:: Job ::
Output every record below exactly as it appears.

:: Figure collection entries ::
• • • •

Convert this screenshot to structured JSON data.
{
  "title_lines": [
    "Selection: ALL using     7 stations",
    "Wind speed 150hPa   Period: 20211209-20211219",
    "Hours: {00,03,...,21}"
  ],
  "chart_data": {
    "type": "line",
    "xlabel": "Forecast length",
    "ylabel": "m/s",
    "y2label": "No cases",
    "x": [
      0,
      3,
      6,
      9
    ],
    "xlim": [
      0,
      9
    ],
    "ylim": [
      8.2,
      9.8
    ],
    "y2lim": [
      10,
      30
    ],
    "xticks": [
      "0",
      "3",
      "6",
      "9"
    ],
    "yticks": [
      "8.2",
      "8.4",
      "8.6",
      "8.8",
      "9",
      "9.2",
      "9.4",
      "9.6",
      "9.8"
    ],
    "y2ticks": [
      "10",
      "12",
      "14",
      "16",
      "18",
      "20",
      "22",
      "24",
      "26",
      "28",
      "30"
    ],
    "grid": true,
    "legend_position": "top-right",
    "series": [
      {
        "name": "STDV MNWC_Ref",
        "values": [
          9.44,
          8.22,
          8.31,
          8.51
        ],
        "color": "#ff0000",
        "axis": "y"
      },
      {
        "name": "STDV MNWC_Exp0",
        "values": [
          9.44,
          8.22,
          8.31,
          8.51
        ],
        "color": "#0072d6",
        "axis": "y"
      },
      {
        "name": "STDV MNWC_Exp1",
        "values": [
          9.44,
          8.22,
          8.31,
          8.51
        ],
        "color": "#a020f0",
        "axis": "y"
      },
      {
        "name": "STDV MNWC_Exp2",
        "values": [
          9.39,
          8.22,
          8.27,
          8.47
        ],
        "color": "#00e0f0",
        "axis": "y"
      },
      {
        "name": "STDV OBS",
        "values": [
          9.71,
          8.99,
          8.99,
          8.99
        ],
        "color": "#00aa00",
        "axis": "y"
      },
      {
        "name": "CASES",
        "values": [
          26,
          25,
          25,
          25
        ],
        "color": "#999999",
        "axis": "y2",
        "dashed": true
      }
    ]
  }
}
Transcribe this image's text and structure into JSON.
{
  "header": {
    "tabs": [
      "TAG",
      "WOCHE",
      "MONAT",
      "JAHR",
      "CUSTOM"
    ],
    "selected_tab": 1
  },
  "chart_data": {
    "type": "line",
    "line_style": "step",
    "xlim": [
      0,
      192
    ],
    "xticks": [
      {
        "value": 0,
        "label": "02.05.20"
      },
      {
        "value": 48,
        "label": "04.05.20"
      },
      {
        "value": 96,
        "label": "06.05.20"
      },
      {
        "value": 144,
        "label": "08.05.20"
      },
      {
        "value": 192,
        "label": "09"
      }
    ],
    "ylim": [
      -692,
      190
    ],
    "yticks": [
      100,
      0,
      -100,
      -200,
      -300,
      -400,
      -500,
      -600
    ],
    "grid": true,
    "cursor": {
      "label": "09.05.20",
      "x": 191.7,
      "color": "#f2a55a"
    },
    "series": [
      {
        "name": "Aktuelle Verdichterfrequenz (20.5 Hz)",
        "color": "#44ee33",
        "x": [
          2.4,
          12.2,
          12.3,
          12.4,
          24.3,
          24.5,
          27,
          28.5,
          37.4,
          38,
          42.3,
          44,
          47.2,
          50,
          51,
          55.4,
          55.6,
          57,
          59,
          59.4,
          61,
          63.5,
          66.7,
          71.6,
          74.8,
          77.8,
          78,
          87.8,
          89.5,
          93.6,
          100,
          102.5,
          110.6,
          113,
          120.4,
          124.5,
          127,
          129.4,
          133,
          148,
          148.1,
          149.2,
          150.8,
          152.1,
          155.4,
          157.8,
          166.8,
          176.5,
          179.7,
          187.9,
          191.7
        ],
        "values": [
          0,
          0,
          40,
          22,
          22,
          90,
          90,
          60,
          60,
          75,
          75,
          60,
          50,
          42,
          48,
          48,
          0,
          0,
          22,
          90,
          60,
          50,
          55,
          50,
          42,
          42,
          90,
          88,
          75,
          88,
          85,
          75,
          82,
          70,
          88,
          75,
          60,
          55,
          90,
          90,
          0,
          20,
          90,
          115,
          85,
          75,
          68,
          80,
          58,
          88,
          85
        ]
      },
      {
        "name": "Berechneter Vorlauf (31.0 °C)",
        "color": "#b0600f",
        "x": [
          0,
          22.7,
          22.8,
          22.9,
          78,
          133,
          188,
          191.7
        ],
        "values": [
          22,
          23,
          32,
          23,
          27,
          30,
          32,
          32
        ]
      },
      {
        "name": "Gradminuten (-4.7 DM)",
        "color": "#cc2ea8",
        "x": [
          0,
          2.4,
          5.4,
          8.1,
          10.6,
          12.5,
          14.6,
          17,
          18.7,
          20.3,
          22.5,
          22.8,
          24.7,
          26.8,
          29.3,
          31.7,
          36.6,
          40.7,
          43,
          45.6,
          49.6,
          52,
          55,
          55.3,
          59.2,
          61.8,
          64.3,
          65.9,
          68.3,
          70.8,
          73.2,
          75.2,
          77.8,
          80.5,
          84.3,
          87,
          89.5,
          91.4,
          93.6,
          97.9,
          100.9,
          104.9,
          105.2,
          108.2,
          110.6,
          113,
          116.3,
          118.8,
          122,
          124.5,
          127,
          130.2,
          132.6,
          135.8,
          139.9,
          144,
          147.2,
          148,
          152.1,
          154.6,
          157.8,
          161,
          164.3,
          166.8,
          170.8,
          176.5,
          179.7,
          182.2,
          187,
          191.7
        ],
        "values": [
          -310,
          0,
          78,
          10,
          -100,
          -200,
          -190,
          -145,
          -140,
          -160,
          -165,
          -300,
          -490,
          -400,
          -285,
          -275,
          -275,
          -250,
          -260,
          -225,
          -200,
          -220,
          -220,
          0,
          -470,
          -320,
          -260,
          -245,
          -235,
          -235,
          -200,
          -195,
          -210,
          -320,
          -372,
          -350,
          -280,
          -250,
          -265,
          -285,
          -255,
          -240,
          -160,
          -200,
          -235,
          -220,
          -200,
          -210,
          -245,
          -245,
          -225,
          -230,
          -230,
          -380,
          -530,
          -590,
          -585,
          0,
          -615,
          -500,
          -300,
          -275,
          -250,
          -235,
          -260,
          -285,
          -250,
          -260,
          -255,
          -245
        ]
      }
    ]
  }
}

• • • •

:: Exercise answer ::
Convert this screenshot to structured JSON data.
{
  "title_lines": [
    "Selection: ALL using     7 stations",
    "Wind speed 150hPa   Period: 20211209-20211219",
    "Hours: {00,03,...,21}"
  ],
  "chart_data": {
    "type": "line",
    "xlabel": "Forecast length",
    "ylabel": "m/s",
    "y2label": "No cases",
    "x": [
      0,
      3,
      6,
      9
    ],
    "xlim": [
      0,
      9
    ],
    "ylim": [
      8.2,
      9.8
    ],
    "y2lim": [
      10,
      30
    ],
    "xticks": [
      "0",
      "3",
      "6",
      "9"
    ],
    "yticks": [
      "8.2",
      "8.4",
      "8.6",
      "8.8",
      "9",
      "9.2",
      "9.4",
      "9.6",
      "9.8"
    ],
    "y2ticks": [
      "10",
      "12",
      "14",
      "16",
      "18",
      "20",
      "22",
      "24",
      "26",
      "28",
      "30"
    ],
    "grid": true,
    "legend_position": "top-right",
    "series": [
      {
        "name": "STDV MNWC_Ref",
        "values": [
          9.44,
          8.22,
          8.31,
          8.51
        ],
        "color": "#ff0000",
        "axis": "y"
      },
      {
        "name": "STDV MNWC_Exp0",
        "values": [
          9.44,
          8.22,
          8.31,
          8.51
        ],
        "color": "#0072d6",
        "axis": "y"
      },
      {
        "name": "STDV MNWC_Exp1",
        "values": [
          9.44,
          8.22,
          8.31,
          8.51
        ],
        "color": "#a020f0",
        "axis": "y"
      },
      {
        "name": "STDV MNWC_Exp2",
        "values": [
          9.39,
          8.22,
          8.27,
          8.47
        ],
        "color": "#00e0f0",
        "axis": "y"
      },
      {
        "name": "STDV OBS",
        "values": [
          9.71,
          8.99,
          8.99,
          8.99
        ],
        "color": "#00aa00",
        "axis": "y"
      },
      {
        "name": "CASES",
        "values": [
          26,
          25,
          25,
          25
        ],
        "color": "#999999",
        "axis": "y2",
        "dashed": true
      }
    ]
  }
}
Transcribe this image's text and structure into JSON.
{
  "header": {
    "tabs": [
      "TAG",
      "WOCHE",
      "MONAT",
      "JAHR",
      "CUSTOM"
    ],
    "selected_tab": 1
  },
  "chart_data": {
    "type": "line",
    "line_style": "step",
    "xlim": [
      0,
      192
    ],
    "xticks": [
      {
        "value": 0,
        "label": "02.05.20"
      },
      {
        "value": 48,
        "label": "04.05.20"
      },
      {
        "value": 96,
        "label": "06.05.20"
      },
      {
        "value": 144,
        "label": "08.05.20"
      },
      {
        "value": 192,
        "label": "09"
      }
    ],
    "ylim": [
      -692,
      190
    ],
    "yticks": [
      100,
      0,
      -100,
      -200,
      -300,
      -400,
      -500,
      -600
    ],
    "grid": true,
    "cursor": {
      "label": "09.05.20",
      "x": 191.7,
      "color": "#f2a55a"
    },
    "series": [
      {
        "name": "Aktuelle Verdichterfrequenz (20.5 Hz)",
        "color": "#44ee33",
        "x": [
          2.4,
          12.2,
          12.3,
          12.4,
          24.3,
          24.5,
          27,
          28.5,
          37.4,
          38,
          42.3,
          44,
          47.2,
          50,
          51,
          55.4,
          55.6,
          57,
          59,
          59.4,
          61,
          63.5,
          66.7,
          71.6,
          74.8,
          77.8,
          78,
          87.8,
          89.5,
          93.6,
          100,
          102.5,
          110.6,
          113,
          120.4,
          124.5,
          127,
          129.4,
          133,
          148,
          148.1,
          149.2,
          150.8,
          152.1,
          155.4,
          157.8,
          166.8,
          176.5,
          179.7,
          187.9,
          191.7
        ],
        "values": [
          0,
          0,
          40,
          22,
          22,
          90,
          90,
          60,
          60,
          75,
          75,
          60,
          50,
          42,
          48,
          48,
          0,
          0,
          22,
          90,
          60,
          50,
          55,
          50,
          42,
          42,
          90,
          88,
          75,
          88,
          85,
          75,
          82,
          70,
          88,
          75,
          60,
          55,
          90,
          90,
          0,
          20,
          90,
          115,
          85,
          75,
          68,
          80,
          58,
          88,
          85
        ]
      },
      {
        "name": "Berechneter Vorlauf (31.0 °C)",
        "color": "#b0600f",
        "x": [
          0,
          22.7,
          22.8,
          22.9,
          78,
          133,
          188,
          191.7
        ],
        "values": [
          22,
          23,
          32,
          23,
          27,
          30,
          32,
          32
        ]
      },
      {
        "name": "Gradminuten (-4.7 DM)",
        "color": "#cc2ea8",
        "x": [
          0,
          2.4,
          5.4,
          8.1,
          10.6,
          12.5,
          14.6,
          17,
          18.7,
          20.3,
          22.5,
          22.8,
          24.7,
          26.8,
          29.3,
          31.7,
          36.6,
          40.7,
          43,
          45.6,
          49.6,
          52,
          55,
          55.3,
          59.2,
          61.8,
          64.3,
          65.9,
          68.3,
          70.8,
          73.2,
          75.2,
          77.8,
          80.5,
          84.3,
          87,
          89.5,
          91.4,
          93.6,
          97.9,
          100.9,
          104.9,
          105.2,
          108.2,
          110.6,
          113,
          116.3,
          118.8,
          122,
          124.5,
          127,
          130.2,
          132.6,
          135.8,
          139.9,
          144,
          147.2,
          148,
          152.1,
          154.6,
          157.8,
          161,
          164.3,
          166.8,
          170.8,
          176.5,
          179.7,
          182.2,
          187,
          191.7
        ],
        "values": [
          -310,
          0,
          78,
          10,
          -100,
          -200,
          -190,
          -145,
          -140,
          -160,
          -165,
          -300,
          -490,
          -400,
          -285,
          -275,
          -275,
          -250,
          -260,
          -225,
          -200,
          -220,
          -220,
          0,
          -470,
          -320,
          -260,
          -245,
          -235,
          -235,
          -200,
          -195,
          -210,
          -320,
          -372,
          -350,
          -280,
          -250,
          -265,
          -285,
          -255,
          -240,
          -160,
          -200,
          -235,
          -220,
          -200,
          -210,
          -245,
          -245,
          -225,
          -230,
          -230,
          -380,
          -530,
          -590,
          -585,
          0,
          -615,
          -500,
          -300,
          -275,
          -250,
          -235,
          -260,
          -285,
          -250,
          -260,
          -255,
          -245
        ]
      }
    ]
  }
}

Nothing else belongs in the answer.